▶ **Given information**:
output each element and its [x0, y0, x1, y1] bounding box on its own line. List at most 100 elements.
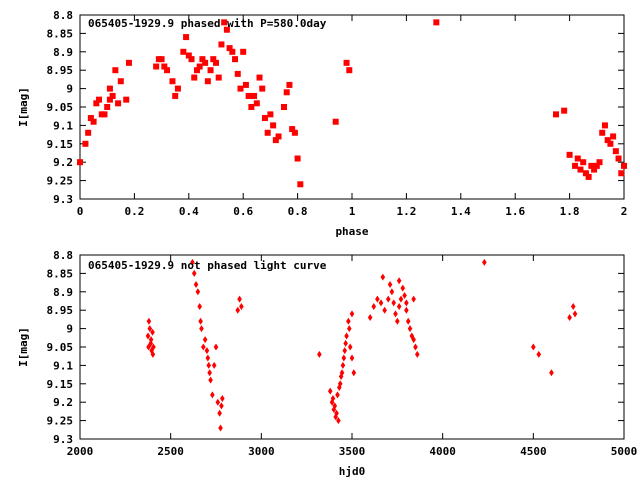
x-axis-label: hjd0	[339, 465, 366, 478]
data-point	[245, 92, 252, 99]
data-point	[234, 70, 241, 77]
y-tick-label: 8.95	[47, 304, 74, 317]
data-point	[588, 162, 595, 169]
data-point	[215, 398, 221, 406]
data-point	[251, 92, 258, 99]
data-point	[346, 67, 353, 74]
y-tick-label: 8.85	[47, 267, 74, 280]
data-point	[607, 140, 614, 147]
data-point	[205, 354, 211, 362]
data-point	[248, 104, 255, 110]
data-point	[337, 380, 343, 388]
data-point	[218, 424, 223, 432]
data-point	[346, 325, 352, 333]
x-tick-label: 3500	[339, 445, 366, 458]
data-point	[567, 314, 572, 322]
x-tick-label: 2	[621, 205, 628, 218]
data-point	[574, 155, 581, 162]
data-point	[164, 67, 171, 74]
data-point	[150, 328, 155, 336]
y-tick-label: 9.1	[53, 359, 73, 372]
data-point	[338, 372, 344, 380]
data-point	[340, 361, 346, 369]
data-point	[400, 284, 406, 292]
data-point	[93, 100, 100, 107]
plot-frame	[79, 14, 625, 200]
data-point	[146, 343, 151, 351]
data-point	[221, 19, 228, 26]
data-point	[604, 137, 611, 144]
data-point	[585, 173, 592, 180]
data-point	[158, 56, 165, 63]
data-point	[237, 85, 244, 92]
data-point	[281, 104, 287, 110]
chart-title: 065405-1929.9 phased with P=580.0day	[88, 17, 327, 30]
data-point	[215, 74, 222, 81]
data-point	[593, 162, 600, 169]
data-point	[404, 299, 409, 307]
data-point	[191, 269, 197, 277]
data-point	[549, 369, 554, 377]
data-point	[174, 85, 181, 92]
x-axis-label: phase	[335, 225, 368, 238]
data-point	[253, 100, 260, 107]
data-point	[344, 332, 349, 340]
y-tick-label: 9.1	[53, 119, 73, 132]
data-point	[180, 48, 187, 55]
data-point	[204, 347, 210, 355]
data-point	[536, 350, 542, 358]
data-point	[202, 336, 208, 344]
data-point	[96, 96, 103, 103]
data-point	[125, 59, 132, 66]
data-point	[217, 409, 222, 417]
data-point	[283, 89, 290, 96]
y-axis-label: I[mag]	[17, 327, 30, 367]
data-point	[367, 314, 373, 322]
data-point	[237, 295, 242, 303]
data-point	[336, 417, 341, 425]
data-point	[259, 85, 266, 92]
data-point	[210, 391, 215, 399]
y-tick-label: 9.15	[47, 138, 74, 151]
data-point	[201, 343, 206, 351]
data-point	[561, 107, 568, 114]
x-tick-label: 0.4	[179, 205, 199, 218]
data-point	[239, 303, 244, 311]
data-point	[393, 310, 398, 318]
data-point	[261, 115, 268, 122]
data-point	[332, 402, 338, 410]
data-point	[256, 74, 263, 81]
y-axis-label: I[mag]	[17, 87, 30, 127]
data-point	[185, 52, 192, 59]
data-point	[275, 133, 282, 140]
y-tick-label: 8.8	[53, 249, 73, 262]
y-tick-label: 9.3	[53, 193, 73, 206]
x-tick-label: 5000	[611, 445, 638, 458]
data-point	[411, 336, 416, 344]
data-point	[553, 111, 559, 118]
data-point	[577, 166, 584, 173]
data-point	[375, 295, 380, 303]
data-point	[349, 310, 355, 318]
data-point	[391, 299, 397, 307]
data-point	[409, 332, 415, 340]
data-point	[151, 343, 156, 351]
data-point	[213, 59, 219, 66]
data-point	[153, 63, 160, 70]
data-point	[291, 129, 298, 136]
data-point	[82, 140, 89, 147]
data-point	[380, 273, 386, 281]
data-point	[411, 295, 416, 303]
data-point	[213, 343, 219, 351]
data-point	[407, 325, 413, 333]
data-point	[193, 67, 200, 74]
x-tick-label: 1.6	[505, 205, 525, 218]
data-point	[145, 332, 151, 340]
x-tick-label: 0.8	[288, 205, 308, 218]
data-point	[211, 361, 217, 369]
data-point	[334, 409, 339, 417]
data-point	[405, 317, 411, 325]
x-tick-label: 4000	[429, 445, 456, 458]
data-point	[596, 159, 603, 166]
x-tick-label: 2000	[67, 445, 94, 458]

▶ **Objective**:
Reproduce every line of the data above without alteration, omitting the picture from your reproduction.

▶ **Reply to the exercise**:
output each element and its [x0, y0, x1, y1] bounding box on its own line. List at most 100 elements.
x-axis-label: hjd0	[339, 465, 366, 478]
data-point	[245, 92, 252, 99]
data-point	[234, 70, 241, 77]
y-tick-label: 8.95	[47, 304, 74, 317]
data-point	[588, 162, 595, 169]
data-point	[215, 398, 221, 406]
data-point	[251, 92, 258, 99]
data-point	[346, 67, 353, 74]
y-tick-label: 8.85	[47, 267, 74, 280]
data-point	[607, 140, 614, 147]
data-point	[205, 354, 211, 362]
data-point	[248, 104, 255, 110]
data-point	[337, 380, 343, 388]
data-point	[218, 424, 223, 432]
data-point	[346, 325, 352, 333]
x-tick-label: 3500	[339, 445, 366, 458]
data-point	[567, 314, 572, 322]
x-tick-label: 2	[621, 205, 628, 218]
data-point	[574, 155, 581, 162]
data-point	[164, 67, 171, 74]
data-point	[150, 328, 155, 336]
y-tick-label: 9.1	[53, 359, 73, 372]
data-point	[338, 372, 344, 380]
data-point	[340, 361, 346, 369]
data-point	[400, 284, 406, 292]
data-point	[93, 100, 100, 107]
plot-frame	[79, 14, 625, 200]
data-point	[146, 343, 151, 351]
data-point	[221, 19, 228, 26]
data-point	[604, 137, 611, 144]
data-point	[585, 173, 592, 180]
data-point	[158, 56, 165, 63]
data-point	[237, 85, 244, 92]
data-point	[281, 104, 287, 110]
chart-title: 065405-1929.9 phased with P=580.0day	[88, 17, 327, 30]
data-point	[215, 74, 222, 81]
data-point	[593, 162, 600, 169]
data-point	[404, 299, 409, 307]
data-point	[191, 269, 197, 277]
data-point	[549, 369, 554, 377]
data-point	[174, 85, 181, 92]
x-axis-label: phase	[335, 225, 368, 238]
data-point	[253, 100, 260, 107]
data-point	[344, 332, 349, 340]
y-tick-label: 9.1	[53, 119, 73, 132]
data-point	[180, 48, 187, 55]
data-point	[204, 347, 210, 355]
data-point	[536, 350, 542, 358]
data-point	[202, 336, 208, 344]
data-point	[96, 96, 103, 103]
data-point	[125, 59, 132, 66]
data-point	[217, 409, 222, 417]
data-point	[283, 89, 290, 96]
y-axis-label: I[mag]	[17, 327, 30, 367]
data-point	[367, 314, 373, 322]
data-point	[237, 295, 242, 303]
data-point	[336, 417, 341, 425]
data-point	[259, 85, 266, 92]
data-point	[210, 391, 215, 399]
y-tick-label: 9.15	[47, 138, 74, 151]
data-point	[201, 343, 206, 351]
data-point	[561, 107, 568, 114]
x-tick-label: 0.4	[179, 205, 199, 218]
data-point	[239, 303, 244, 311]
data-point	[393, 310, 398, 318]
data-point	[261, 115, 268, 122]
data-point	[332, 402, 338, 410]
data-point	[256, 74, 263, 81]
y-axis-label: I[mag]	[17, 87, 30, 127]
data-point	[185, 52, 192, 59]
data-point	[275, 133, 282, 140]
y-tick-label: 8.8	[53, 249, 73, 262]
y-tick-label: 9.3	[53, 193, 73, 206]
x-tick-label: 5000	[611, 445, 638, 458]
data-point	[411, 336, 416, 344]
data-point	[553, 111, 559, 118]
data-point	[577, 166, 584, 173]
data-point	[375, 295, 380, 303]
data-point	[349, 310, 355, 318]
data-point	[391, 299, 397, 307]
data-point	[409, 332, 415, 340]
data-point	[151, 343, 156, 351]
data-point	[213, 59, 219, 66]
data-point	[153, 63, 160, 70]
data-point	[291, 129, 298, 136]
data-point	[82, 140, 89, 147]
data-point	[380, 273, 386, 281]
data-point	[411, 295, 416, 303]
data-point	[213, 343, 219, 351]
data-point	[407, 325, 413, 333]
data-point	[193, 67, 200, 74]
x-tick-label: 1.6	[505, 205, 525, 218]
data-point	[145, 332, 151, 340]
x-tick-label: 0.8	[288, 205, 308, 218]
data-point	[211, 361, 217, 369]
data-point	[334, 409, 339, 417]
data-point	[405, 317, 411, 325]
x-tick-label: 4000	[429, 445, 456, 458]
data-point	[596, 159, 603, 166]
x-tick-label: 2000	[67, 445, 94, 458]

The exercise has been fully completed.